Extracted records
☆ ☆ ☆ ☆ ☆ ☆ ☆
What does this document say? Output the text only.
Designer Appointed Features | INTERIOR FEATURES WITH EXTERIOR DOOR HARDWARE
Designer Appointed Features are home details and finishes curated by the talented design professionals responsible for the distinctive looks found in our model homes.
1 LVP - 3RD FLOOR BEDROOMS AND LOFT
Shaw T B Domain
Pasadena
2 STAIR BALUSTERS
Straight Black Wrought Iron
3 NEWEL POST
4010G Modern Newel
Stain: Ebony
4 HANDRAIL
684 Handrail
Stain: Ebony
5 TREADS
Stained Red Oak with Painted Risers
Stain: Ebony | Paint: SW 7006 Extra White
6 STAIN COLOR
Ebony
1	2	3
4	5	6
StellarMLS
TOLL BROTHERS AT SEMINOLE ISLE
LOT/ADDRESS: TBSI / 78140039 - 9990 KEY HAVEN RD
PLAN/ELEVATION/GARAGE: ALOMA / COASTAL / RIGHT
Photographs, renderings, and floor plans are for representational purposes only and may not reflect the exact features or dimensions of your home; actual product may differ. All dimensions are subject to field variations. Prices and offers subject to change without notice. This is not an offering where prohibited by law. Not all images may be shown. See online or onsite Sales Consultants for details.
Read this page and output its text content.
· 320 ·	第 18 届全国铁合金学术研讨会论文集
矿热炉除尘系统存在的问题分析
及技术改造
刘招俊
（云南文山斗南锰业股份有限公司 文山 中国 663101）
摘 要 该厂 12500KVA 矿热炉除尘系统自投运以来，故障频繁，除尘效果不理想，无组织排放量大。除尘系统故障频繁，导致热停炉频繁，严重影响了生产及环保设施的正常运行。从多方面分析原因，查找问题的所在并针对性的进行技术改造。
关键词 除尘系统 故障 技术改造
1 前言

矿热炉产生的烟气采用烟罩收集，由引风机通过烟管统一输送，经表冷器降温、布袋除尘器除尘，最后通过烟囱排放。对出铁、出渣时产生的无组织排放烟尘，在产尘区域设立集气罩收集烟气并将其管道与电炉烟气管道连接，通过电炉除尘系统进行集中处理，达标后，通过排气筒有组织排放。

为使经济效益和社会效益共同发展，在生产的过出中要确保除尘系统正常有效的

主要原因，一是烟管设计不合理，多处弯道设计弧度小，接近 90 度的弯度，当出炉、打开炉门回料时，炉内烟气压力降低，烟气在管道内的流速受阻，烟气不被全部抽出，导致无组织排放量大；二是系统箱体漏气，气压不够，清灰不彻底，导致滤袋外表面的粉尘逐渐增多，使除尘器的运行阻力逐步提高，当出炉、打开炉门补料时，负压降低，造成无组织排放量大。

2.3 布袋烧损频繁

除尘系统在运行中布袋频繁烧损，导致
☆ ☆ ☆ ☆ ☆ ☆ ☆
**Exercise description**:
Reproduce the entries above exactly.

**Solution for this exercise**:
What does this document say? Output the text only.
Designer Appointed Features | INTERIOR FEATURES WITH EXTERIOR DOOR HARDWARE
Designer Appointed Features are home details and finishes curated by the talented design professionals responsible for the distinctive looks found in our model homes.
1 LVP - 3RD FLOOR BEDROOMS AND LOFT
Shaw T B Domain
Pasadena
2 STAIR BALUSTERS
Straight Black Wrought Iron
3 NEWEL POST
4010G Modern Newel
Stain: Ebony
4 HANDRAIL
684 Handrail
Stain: Ebony
5 TREADS
Stained Red Oak with Painted Risers
Stain: Ebony | Paint: SW 7006 Extra White
6 STAIN COLOR
Ebony
1	2	3
4	5	6
StellarMLS
TOLL BROTHERS AT SEMINOLE ISLE
LOT/ADDRESS: TBSI / 78140039 - 9990 KEY HAVEN RD
PLAN/ELEVATION/GARAGE: ALOMA / COASTAL / RIGHT
Photographs, renderings, and floor plans are for representational purposes only and may not reflect the exact features or dimensions of your home; actual product may differ. All dimensions are subject to field variations. Prices and offers subject to change without notice. This is not an offering where prohibited by law. Not all images may be shown. See online or onsite Sales Consultants for details.
Read this page and output its text content.
· 320 ·	第 18 届全国铁合金学术研讨会论文集
矿热炉除尘系统存在的问题分析
及技术改造
刘招俊
（云南文山斗南锰业股份有限公司 文山 中国 663101）
摘 要 该厂 12500KVA 矿热炉除尘系统自投运以来，故障频繁，除尘效果不理想，无组织排放量大。除尘系统故障频繁，导致热停炉频繁，严重影响了生产及环保设施的正常运行。从多方面分析原因，查找问题的所在并针对性的进行技术改造。
关键词 除尘系统 故障 技术改造
1 前言

矿热炉产生的烟气采用烟罩收集，由引风机通过烟管统一输送，经表冷器降温、布袋除尘器除尘，最后通过烟囱排放。对出铁、出渣时产生的无组织排放烟尘，在产尘区域设立集气罩收集烟气并将其管道与电炉烟气管道连接，通过电炉除尘系统进行集中处理，达标后，通过排气筒有组织排放。

为使经济效益和社会效益共同发展，在生产的过出中要确保除尘系统正常有效的

主要原因，一是烟管设计不合理，多处弯道设计弧度小，接近 90 度的弯度，当出炉、打开炉门回料时，炉内烟气压力降低，烟气在管道内的流速受阻，烟气不被全部抽出，导致无组织排放量大；二是系统箱体漏气，气压不够，清灰不彻底，导致滤袋外表面的粉尘逐渐增多，使除尘器的运行阻力逐步提高，当出炉、打开炉门补料时，负压降低，造成无组织排放量大。

2.3 布袋烧损频繁

除尘系统在运行中布袋频繁烧损，导致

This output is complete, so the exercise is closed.